━━ Records provided ━━

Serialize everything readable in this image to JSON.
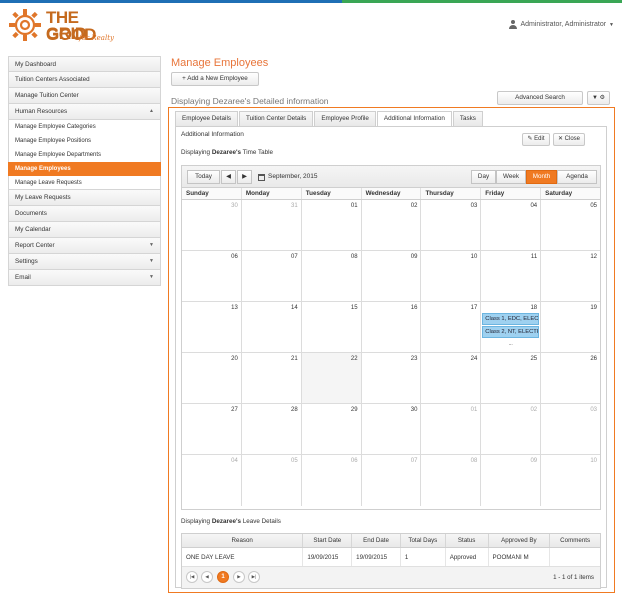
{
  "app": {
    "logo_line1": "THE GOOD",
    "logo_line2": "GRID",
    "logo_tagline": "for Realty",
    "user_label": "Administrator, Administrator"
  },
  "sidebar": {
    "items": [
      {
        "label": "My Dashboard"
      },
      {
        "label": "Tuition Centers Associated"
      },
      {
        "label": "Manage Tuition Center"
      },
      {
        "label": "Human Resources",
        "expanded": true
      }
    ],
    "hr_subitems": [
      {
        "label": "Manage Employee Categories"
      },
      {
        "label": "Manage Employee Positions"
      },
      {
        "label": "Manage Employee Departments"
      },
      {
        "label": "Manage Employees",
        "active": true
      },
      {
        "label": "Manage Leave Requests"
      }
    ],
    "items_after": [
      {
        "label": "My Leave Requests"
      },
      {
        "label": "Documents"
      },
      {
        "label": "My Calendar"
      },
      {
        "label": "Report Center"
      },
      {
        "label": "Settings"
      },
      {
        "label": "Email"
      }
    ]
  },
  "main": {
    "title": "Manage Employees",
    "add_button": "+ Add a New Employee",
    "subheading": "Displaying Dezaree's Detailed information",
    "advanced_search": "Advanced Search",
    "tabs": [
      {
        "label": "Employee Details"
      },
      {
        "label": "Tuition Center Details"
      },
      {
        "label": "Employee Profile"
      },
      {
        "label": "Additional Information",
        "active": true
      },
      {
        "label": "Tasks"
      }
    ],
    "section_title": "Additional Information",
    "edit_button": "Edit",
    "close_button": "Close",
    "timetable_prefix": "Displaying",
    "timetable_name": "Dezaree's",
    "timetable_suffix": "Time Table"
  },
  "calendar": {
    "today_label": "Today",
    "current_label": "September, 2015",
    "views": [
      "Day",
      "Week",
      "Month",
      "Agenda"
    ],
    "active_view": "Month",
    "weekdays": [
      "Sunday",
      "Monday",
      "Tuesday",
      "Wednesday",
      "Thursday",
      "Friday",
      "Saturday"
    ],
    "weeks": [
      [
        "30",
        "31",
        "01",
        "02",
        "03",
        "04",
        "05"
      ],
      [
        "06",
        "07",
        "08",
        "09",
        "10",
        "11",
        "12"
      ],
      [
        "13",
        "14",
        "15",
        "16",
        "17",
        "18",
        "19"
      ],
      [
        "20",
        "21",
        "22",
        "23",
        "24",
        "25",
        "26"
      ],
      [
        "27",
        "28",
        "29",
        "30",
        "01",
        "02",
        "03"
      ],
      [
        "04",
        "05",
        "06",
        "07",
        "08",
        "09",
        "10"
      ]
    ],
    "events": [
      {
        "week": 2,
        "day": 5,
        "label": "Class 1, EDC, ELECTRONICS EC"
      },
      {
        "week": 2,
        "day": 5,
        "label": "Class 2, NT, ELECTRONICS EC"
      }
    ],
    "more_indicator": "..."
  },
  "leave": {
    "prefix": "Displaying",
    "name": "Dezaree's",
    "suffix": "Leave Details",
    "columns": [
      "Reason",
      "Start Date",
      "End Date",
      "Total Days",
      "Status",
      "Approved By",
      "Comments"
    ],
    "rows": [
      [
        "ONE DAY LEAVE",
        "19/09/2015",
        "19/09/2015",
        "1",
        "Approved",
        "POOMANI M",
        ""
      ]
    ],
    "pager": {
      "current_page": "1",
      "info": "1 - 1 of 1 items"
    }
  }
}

━━━
━━ Records provided ━━

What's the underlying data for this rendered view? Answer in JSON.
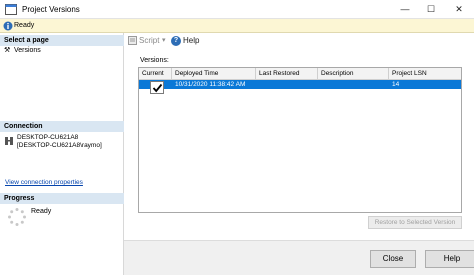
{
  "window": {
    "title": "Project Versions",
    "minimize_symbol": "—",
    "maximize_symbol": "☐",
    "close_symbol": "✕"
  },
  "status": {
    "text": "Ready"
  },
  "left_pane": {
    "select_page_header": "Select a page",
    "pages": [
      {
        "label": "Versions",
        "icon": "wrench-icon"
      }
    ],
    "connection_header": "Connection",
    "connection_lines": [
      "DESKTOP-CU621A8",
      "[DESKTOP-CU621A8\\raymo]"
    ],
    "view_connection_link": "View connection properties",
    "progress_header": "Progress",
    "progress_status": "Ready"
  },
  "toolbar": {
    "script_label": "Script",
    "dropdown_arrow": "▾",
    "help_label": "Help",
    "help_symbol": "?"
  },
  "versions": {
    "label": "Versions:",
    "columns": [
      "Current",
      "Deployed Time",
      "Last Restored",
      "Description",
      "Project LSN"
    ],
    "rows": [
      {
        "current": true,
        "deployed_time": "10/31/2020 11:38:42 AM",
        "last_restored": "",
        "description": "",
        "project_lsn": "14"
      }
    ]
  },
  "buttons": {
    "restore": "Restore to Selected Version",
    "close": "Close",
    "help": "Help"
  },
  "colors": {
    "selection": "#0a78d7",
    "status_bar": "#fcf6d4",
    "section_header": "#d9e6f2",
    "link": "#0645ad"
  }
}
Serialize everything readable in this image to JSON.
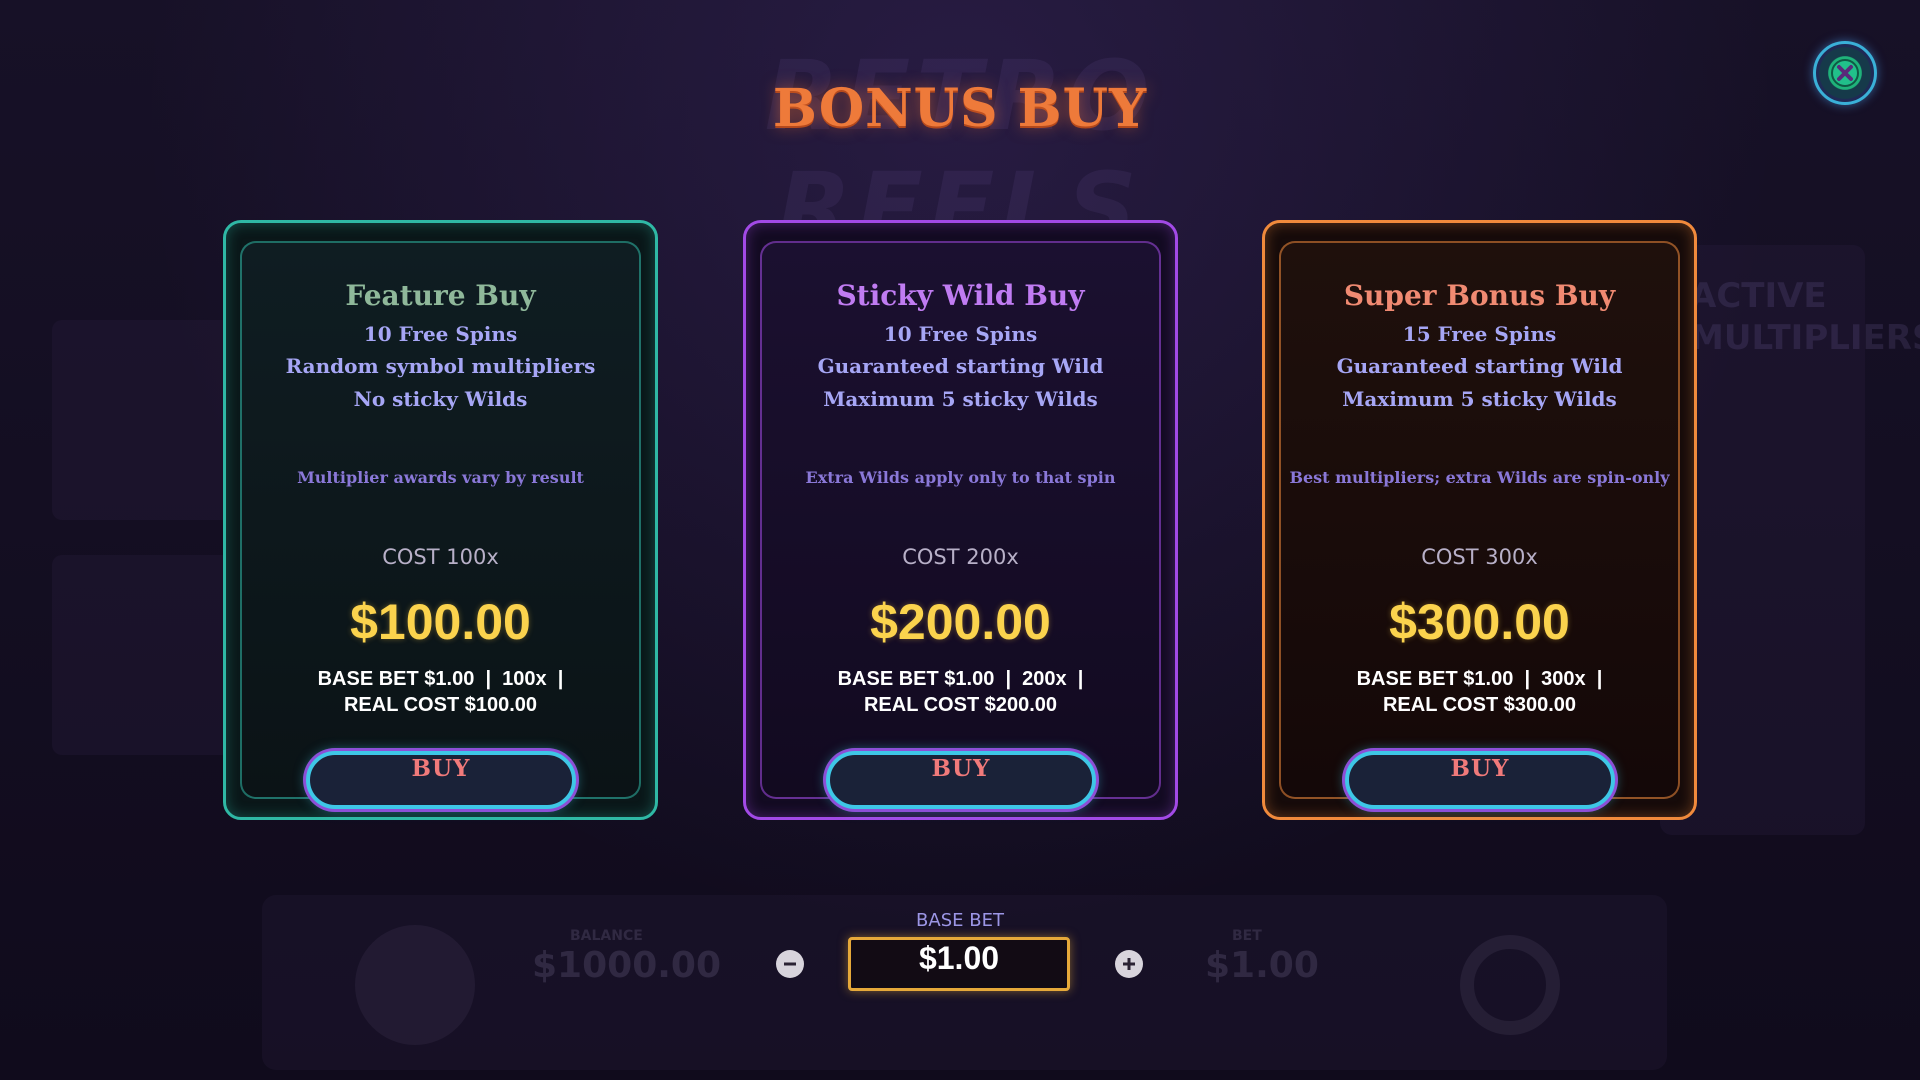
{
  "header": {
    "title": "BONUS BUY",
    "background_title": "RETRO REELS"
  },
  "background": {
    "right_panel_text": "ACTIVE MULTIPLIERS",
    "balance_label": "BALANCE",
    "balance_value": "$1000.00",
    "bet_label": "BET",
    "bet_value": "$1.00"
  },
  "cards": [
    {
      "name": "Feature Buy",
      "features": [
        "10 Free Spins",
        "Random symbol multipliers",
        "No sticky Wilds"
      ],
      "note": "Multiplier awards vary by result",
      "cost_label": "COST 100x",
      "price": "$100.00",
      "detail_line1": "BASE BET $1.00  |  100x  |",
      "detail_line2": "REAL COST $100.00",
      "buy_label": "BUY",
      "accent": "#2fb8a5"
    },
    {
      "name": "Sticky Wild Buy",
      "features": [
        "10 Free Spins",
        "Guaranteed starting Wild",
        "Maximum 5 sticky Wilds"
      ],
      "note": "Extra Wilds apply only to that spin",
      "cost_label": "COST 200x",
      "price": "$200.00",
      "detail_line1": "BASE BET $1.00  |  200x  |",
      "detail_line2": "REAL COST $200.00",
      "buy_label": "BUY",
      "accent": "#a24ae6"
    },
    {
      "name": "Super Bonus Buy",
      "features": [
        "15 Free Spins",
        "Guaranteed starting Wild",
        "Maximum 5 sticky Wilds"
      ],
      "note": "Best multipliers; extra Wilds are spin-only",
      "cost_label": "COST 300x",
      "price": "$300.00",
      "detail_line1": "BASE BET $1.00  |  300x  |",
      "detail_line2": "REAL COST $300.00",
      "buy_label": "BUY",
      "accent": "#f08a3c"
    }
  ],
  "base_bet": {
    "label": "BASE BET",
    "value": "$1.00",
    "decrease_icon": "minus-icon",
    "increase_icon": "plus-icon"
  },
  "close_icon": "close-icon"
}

━━━
━━ Records provided ━━

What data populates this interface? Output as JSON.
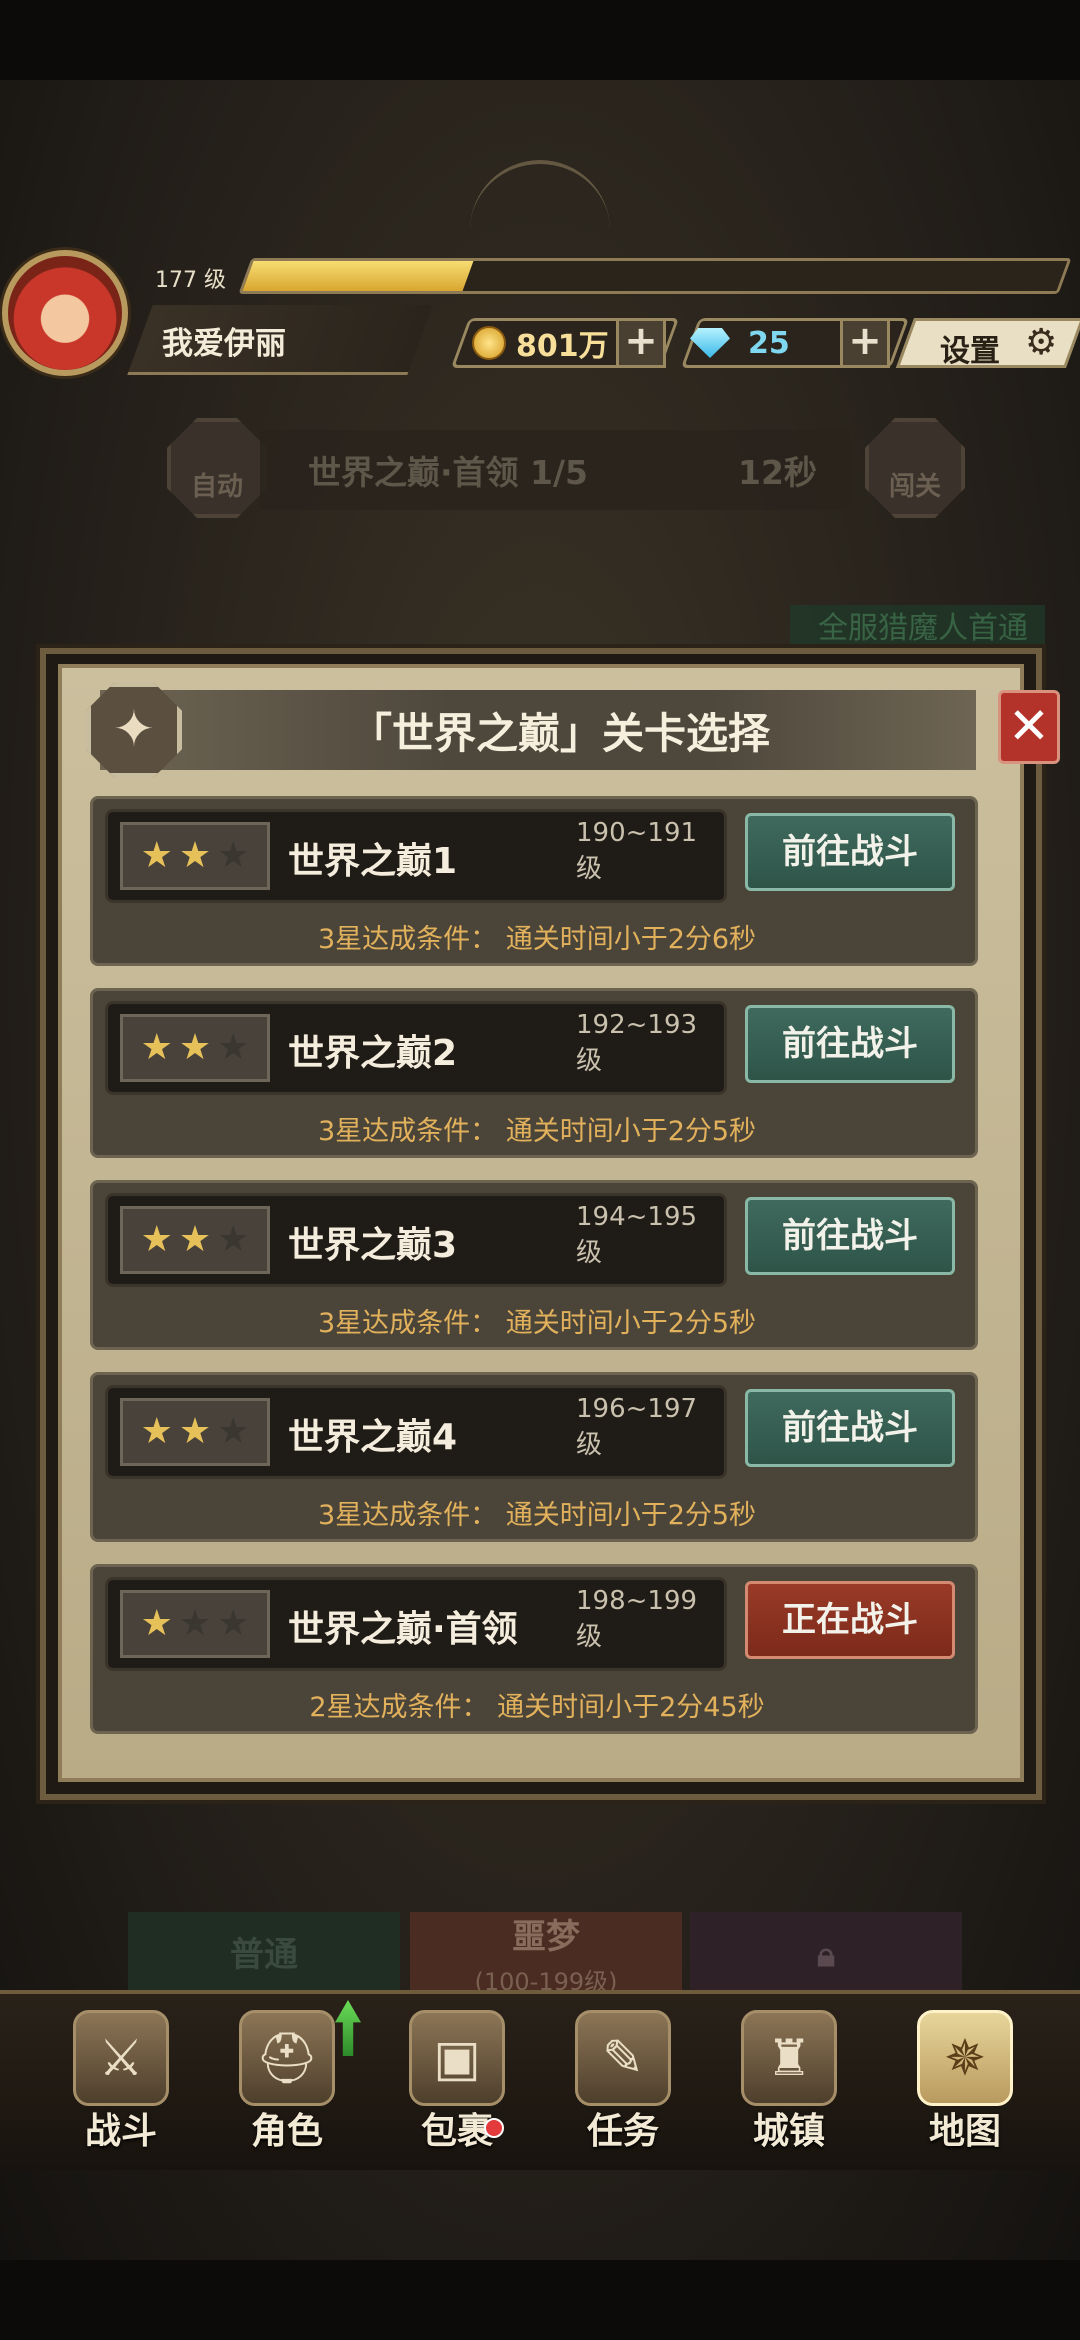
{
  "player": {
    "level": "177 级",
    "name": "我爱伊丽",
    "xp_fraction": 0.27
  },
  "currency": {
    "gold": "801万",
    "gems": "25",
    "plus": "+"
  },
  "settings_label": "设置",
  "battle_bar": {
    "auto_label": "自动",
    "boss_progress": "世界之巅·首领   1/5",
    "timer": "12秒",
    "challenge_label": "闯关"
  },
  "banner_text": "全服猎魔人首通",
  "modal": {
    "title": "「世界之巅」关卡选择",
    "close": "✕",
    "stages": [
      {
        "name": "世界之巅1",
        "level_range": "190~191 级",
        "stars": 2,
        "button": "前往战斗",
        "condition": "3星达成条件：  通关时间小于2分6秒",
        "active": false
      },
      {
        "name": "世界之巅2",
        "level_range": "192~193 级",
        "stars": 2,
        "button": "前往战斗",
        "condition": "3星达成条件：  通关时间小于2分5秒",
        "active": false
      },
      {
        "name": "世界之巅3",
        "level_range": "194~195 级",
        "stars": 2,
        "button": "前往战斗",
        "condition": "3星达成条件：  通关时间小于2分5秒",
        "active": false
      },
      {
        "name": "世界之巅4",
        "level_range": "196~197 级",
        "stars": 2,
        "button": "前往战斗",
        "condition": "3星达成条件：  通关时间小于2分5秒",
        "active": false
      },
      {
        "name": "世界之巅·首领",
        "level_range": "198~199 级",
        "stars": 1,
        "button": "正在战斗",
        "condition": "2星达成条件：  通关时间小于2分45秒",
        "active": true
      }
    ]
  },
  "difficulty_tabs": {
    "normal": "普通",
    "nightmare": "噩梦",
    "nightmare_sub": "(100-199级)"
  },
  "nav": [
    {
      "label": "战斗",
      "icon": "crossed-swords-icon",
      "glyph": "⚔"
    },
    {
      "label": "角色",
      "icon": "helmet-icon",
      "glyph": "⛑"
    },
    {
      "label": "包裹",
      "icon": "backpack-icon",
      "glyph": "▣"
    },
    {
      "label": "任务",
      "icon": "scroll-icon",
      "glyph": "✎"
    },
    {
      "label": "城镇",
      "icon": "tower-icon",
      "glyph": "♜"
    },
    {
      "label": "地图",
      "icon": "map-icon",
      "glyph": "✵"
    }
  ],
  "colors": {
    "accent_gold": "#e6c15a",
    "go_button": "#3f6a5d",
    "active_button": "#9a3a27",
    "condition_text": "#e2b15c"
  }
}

━━━

Select the lines in this material that hold the word "only", leaving none out.

* _Task answer_
      "note": "Extra Wilds apply only to that spin",
      "note": "Best multipliers; extra Wilds are spin-only",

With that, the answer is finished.